▶ REQUIRED TASK
Within the records below, find each line that holds the string "hist", then copy it.

══════════

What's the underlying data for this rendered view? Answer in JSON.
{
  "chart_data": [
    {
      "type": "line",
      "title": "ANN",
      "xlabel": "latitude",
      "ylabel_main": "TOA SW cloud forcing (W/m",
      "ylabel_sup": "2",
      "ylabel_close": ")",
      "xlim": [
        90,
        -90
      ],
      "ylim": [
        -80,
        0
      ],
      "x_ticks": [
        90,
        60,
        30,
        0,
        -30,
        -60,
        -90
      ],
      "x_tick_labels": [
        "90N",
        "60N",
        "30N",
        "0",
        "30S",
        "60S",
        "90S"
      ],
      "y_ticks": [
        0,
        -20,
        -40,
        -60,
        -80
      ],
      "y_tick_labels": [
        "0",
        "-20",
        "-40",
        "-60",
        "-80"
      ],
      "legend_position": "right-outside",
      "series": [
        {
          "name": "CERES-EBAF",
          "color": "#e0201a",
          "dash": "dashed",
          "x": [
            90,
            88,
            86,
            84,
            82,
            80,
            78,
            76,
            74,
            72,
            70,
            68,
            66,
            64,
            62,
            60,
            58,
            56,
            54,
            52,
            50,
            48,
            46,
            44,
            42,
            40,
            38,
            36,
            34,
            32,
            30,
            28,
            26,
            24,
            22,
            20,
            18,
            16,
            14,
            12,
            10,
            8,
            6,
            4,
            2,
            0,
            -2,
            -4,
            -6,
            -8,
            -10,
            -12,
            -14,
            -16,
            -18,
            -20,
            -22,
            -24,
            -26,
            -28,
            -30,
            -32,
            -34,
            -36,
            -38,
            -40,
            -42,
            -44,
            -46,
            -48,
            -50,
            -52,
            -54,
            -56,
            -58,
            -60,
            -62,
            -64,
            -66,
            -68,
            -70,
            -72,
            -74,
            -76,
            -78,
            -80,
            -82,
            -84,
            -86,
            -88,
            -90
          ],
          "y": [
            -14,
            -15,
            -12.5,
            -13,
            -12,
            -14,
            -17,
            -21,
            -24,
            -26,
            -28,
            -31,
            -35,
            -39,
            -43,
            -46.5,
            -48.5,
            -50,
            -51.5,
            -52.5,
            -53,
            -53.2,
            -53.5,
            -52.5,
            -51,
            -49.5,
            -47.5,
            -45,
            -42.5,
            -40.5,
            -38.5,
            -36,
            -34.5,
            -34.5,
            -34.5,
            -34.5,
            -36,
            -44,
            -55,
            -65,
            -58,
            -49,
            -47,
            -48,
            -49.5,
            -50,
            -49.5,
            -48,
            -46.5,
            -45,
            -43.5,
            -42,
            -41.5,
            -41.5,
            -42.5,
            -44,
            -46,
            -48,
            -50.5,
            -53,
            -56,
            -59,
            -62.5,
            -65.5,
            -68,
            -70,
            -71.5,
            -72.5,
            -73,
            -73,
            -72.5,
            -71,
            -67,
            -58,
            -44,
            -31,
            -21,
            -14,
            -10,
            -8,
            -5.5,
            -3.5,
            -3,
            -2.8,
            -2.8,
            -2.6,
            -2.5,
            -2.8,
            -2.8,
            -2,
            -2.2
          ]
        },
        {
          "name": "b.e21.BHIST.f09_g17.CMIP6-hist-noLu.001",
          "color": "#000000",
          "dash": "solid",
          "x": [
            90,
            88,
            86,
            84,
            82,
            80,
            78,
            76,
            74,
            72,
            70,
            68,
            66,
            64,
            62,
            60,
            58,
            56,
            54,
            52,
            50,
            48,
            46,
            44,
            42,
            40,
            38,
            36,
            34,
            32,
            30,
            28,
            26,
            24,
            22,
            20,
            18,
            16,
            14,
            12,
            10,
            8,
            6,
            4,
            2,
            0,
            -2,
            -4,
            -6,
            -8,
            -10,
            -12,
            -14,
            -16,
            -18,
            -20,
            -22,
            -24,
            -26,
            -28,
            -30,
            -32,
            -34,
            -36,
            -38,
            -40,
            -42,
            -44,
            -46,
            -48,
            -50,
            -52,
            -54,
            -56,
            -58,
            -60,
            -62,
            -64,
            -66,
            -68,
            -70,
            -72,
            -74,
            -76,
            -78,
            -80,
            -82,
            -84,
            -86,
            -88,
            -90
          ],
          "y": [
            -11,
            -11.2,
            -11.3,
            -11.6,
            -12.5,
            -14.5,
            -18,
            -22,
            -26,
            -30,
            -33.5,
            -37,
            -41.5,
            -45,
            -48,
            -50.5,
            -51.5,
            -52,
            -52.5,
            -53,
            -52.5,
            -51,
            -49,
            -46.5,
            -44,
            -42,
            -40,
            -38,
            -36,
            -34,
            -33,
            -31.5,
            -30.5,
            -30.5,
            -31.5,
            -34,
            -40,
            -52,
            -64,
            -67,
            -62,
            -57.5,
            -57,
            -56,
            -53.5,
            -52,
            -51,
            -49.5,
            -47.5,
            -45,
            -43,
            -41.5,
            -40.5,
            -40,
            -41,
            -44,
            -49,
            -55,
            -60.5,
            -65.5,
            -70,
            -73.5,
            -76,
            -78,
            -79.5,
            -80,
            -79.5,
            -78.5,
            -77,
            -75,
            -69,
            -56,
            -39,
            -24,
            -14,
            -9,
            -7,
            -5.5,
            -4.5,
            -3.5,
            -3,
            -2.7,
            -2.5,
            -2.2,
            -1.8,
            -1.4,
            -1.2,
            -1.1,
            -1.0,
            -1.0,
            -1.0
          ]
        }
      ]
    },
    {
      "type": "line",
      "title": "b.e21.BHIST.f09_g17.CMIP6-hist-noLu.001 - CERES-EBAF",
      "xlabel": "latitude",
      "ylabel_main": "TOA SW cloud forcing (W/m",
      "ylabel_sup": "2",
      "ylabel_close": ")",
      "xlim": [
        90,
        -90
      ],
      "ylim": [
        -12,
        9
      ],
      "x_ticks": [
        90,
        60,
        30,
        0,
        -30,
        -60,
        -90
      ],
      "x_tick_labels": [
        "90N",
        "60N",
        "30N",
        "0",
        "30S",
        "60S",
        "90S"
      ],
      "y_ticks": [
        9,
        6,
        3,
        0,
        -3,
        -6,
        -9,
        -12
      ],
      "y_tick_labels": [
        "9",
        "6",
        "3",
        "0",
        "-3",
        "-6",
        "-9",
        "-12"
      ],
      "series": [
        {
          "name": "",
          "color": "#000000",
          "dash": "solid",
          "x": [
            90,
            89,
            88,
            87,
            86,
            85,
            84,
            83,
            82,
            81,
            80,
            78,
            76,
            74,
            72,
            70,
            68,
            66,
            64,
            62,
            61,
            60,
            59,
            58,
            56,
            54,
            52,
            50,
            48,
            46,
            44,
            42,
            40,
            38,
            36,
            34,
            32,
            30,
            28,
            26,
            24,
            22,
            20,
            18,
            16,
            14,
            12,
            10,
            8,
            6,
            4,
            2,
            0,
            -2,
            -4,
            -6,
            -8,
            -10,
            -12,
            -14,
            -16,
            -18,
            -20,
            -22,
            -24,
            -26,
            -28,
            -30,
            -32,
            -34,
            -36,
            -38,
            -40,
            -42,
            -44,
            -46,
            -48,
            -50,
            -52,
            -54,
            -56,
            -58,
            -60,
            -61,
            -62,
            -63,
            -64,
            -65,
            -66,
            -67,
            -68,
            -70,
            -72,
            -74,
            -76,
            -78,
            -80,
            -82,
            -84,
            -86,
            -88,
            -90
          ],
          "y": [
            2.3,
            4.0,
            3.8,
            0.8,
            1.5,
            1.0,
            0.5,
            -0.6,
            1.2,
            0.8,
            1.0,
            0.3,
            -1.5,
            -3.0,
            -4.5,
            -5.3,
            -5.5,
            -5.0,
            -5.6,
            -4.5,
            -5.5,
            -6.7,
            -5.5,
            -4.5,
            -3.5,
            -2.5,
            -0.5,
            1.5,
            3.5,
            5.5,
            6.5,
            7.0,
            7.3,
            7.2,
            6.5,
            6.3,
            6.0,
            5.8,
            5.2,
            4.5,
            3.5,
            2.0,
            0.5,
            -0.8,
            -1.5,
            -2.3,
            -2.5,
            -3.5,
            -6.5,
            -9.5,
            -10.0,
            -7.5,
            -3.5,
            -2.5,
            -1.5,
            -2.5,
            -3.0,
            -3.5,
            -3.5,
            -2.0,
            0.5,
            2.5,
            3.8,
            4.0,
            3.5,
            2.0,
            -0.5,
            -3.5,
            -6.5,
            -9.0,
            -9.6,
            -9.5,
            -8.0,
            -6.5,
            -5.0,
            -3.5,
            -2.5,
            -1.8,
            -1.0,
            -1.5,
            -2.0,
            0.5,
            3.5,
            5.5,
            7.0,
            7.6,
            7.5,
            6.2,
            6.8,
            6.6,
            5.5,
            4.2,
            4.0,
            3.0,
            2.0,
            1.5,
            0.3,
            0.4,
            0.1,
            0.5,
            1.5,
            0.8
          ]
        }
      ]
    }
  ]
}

══════════

▶ RESULT OF THE EXERCISE
          "name": "b.e21.BHIST.f09_g17.CMIP6-hist-noLu.001",
      "title": "b.e21.BHIST.f09_g17.CMIP6-hist-noLu.001 - CERES-EBAF",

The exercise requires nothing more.